Stored entries:
= = =
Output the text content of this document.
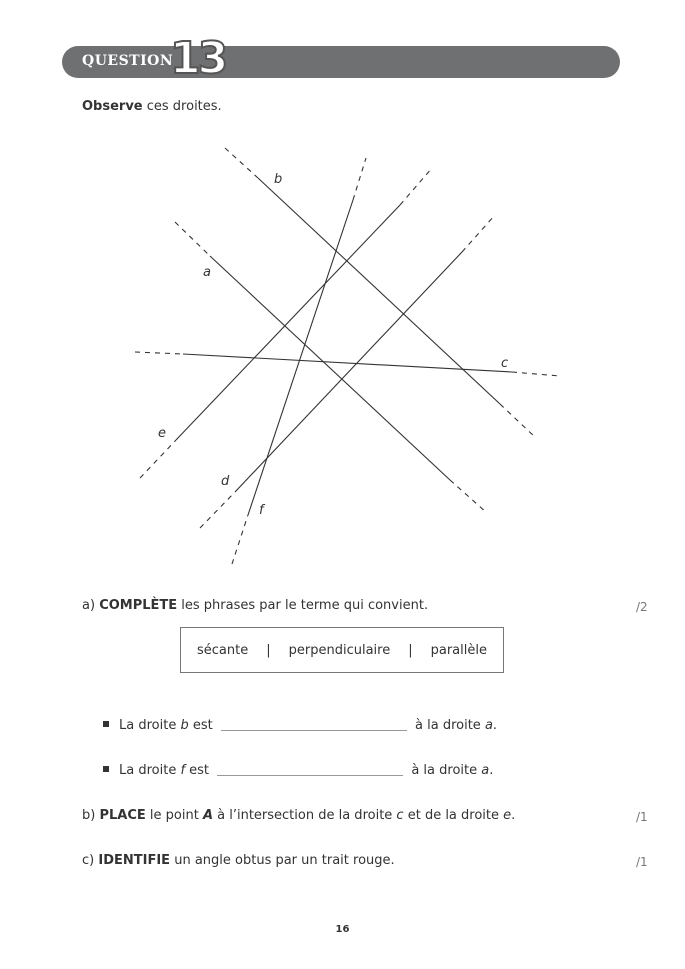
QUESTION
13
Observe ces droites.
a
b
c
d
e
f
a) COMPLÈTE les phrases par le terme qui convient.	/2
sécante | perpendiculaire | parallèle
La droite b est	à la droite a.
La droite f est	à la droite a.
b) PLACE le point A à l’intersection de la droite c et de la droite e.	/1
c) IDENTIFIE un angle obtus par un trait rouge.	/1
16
= = =
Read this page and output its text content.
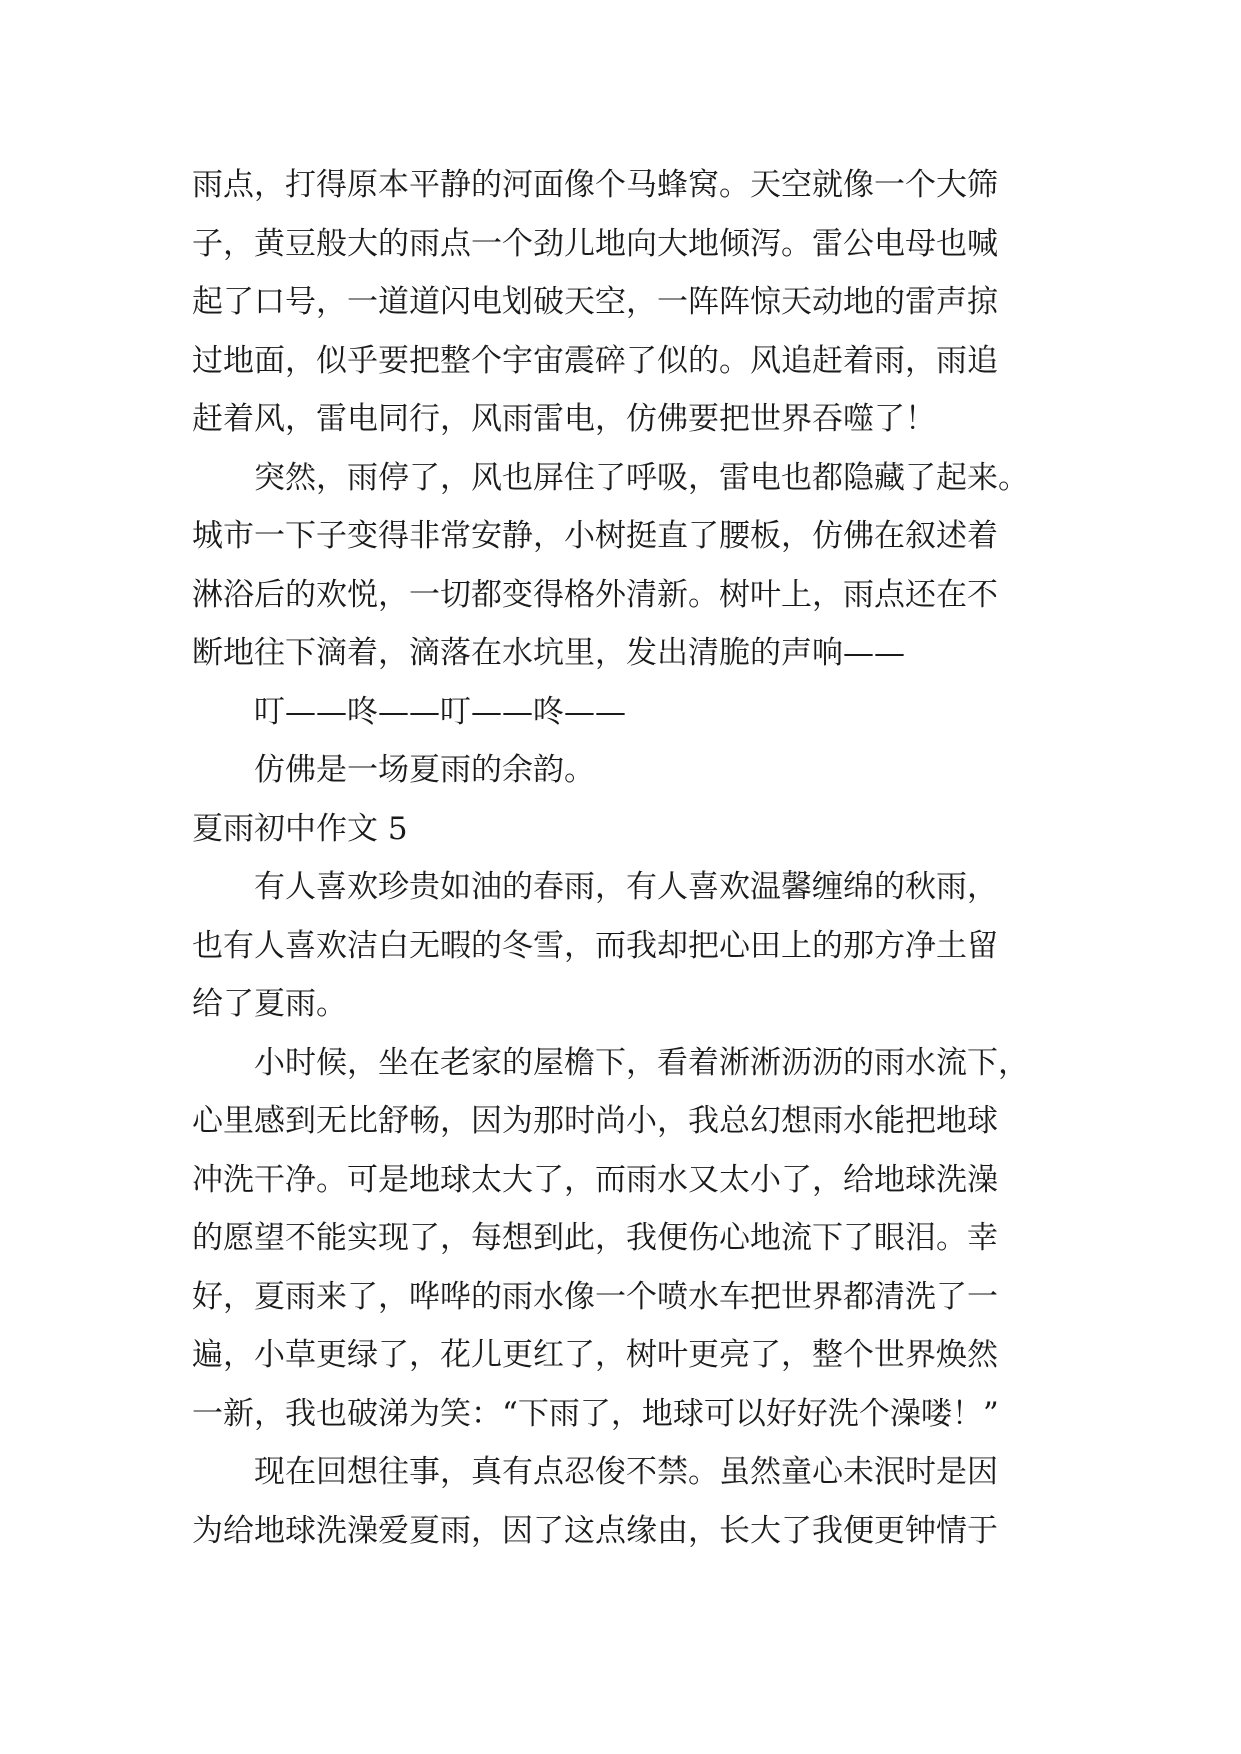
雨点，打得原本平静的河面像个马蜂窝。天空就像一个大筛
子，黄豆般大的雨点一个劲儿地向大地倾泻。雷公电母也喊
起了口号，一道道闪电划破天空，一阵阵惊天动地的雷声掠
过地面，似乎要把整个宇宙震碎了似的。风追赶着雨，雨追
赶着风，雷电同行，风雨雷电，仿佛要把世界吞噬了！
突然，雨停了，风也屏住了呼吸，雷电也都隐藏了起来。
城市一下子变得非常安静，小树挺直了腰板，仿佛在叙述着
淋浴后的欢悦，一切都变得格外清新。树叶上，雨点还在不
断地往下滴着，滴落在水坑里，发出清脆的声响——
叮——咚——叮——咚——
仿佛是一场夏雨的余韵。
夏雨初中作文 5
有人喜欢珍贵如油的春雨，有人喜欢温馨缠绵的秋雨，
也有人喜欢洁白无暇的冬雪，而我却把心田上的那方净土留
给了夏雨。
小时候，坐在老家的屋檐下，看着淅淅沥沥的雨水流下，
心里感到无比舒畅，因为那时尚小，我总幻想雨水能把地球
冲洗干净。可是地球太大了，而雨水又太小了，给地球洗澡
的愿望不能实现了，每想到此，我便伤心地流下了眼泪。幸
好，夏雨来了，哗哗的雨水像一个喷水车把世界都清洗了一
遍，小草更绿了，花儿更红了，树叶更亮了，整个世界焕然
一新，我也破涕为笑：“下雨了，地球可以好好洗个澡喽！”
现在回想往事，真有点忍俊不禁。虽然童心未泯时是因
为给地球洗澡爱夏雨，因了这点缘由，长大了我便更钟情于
= = =
The problem: Look through the records and gather every line containing "this".

Solution:
Output the text content of this document.
Read this page and output its text content.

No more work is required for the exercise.